[Raw records]
<<<<

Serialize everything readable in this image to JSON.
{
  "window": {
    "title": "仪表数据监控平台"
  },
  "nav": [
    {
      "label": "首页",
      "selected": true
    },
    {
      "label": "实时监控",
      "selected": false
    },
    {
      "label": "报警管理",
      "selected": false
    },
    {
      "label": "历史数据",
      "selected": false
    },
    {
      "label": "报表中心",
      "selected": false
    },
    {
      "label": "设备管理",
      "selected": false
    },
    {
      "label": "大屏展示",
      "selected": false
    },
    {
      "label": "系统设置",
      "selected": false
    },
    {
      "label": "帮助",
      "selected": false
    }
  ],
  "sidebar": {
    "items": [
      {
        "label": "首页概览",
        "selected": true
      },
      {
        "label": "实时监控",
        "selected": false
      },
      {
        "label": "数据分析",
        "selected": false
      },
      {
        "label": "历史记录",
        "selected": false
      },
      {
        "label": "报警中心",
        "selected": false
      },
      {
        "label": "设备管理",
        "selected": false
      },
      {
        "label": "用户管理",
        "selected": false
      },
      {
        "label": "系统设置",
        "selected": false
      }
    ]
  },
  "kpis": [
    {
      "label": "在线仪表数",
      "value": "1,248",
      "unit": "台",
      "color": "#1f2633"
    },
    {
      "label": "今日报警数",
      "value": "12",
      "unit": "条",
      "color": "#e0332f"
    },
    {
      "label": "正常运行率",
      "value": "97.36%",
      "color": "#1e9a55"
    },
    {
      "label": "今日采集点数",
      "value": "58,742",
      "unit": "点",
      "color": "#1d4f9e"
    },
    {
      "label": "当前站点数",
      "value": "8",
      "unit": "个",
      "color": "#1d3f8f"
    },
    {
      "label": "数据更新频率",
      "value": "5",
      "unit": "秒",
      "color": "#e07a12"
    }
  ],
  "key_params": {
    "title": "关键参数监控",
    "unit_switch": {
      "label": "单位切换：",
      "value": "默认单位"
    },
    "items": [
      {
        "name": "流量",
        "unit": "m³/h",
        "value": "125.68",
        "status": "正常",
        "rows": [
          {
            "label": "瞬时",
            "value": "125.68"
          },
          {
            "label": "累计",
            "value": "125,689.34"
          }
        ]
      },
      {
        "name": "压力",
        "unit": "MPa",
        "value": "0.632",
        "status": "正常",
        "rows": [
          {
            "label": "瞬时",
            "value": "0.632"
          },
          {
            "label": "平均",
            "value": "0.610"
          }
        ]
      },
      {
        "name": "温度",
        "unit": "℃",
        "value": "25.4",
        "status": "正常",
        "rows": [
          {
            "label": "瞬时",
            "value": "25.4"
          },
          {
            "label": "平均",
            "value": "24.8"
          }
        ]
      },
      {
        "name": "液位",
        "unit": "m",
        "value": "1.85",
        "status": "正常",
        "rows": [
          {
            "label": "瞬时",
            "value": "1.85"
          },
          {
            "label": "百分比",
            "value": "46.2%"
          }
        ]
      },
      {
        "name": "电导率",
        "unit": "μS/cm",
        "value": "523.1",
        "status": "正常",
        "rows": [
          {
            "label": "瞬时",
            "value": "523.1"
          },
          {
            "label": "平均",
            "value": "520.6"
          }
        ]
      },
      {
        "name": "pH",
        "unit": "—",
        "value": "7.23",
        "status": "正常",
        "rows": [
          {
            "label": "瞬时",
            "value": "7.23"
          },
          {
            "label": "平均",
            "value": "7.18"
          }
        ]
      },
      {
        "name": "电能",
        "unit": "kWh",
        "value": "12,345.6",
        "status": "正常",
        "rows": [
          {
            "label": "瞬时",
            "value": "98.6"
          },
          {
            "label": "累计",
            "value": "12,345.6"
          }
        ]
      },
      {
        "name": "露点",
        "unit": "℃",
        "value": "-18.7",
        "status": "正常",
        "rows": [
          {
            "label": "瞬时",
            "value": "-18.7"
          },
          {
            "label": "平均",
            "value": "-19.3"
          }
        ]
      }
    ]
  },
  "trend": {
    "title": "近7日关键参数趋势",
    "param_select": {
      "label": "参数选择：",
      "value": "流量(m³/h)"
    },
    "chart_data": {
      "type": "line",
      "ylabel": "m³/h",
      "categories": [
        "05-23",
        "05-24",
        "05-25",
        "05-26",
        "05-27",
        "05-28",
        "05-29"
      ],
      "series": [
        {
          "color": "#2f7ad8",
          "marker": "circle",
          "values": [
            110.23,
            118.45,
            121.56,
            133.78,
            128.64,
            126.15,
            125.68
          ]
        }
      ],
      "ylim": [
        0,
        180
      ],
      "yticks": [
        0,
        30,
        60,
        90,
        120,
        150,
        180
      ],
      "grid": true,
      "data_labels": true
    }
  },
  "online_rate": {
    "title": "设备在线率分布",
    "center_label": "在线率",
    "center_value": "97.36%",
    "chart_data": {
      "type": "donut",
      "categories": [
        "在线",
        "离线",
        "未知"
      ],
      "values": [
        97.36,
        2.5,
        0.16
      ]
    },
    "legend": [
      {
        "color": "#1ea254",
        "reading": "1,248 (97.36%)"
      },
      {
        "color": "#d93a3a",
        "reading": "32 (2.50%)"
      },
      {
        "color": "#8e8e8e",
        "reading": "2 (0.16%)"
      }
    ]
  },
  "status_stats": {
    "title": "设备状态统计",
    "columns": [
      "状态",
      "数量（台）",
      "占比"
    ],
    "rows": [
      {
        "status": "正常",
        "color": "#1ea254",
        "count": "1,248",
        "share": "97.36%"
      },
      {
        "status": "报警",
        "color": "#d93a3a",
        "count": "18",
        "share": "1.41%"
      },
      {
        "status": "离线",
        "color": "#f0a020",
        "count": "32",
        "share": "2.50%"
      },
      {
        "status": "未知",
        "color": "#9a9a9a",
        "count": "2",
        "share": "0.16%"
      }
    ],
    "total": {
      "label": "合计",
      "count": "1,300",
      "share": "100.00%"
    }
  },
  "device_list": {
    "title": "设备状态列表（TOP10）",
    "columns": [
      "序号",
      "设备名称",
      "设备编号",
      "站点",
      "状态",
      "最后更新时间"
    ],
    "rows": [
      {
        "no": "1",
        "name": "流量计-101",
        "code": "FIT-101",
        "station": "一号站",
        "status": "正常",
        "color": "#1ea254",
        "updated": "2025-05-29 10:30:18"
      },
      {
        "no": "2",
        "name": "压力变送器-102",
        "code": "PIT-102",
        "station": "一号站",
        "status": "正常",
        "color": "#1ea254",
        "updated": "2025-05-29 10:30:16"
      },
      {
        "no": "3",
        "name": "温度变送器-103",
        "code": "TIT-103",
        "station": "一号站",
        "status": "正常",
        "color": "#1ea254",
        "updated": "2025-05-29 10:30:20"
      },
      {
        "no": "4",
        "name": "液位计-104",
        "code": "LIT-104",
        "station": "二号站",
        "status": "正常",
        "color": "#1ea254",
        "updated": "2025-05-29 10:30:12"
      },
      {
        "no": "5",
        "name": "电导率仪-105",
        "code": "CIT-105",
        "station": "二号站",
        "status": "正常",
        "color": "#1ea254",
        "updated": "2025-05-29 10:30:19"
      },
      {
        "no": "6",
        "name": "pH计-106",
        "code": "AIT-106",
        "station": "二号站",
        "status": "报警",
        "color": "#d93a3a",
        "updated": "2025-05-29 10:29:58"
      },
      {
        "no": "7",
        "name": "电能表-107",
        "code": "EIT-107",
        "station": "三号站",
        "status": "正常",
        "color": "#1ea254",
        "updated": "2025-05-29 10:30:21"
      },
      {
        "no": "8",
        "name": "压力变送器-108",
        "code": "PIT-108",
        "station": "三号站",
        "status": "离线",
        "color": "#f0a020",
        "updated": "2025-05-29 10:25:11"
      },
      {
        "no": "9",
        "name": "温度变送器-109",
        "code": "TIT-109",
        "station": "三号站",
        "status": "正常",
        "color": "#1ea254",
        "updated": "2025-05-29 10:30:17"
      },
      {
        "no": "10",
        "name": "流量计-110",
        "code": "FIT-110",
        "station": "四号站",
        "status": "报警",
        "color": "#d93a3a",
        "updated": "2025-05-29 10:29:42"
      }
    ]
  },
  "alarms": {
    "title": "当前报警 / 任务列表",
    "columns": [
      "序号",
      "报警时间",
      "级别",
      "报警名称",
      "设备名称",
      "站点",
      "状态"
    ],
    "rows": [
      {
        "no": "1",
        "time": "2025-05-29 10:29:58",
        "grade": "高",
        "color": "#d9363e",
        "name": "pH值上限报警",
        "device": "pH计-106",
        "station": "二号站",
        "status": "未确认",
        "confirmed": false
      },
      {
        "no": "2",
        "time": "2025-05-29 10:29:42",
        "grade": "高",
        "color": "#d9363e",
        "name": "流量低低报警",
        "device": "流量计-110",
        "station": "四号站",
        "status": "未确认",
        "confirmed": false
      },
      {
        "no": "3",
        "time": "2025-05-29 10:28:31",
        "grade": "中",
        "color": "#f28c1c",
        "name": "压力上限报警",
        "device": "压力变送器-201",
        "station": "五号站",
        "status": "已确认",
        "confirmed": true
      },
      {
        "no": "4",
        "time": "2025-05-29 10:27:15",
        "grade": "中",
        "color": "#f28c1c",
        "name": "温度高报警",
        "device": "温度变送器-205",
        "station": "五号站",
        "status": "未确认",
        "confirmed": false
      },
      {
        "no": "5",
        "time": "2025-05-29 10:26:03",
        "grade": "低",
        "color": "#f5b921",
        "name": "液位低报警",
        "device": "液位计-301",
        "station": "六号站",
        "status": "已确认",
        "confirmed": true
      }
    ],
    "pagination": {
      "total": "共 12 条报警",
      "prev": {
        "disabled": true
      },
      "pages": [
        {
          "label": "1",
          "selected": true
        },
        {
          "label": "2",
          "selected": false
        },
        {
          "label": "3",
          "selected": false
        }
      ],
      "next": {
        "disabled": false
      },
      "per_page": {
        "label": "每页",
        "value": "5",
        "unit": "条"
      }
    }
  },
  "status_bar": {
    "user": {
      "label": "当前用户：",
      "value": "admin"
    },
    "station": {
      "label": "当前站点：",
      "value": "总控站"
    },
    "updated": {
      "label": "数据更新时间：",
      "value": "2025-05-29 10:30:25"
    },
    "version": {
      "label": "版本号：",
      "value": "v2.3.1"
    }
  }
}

>>>>

### TASK DIRECTIONS
Show every line of the records above that contains the word "true".

### RESPONSE BELOW
      "selected": true
        "selected": true
      "grid": true,
      "data_labels": true
        "confirmed": true
        "confirmed": true
        "disabled": true
          "selected": true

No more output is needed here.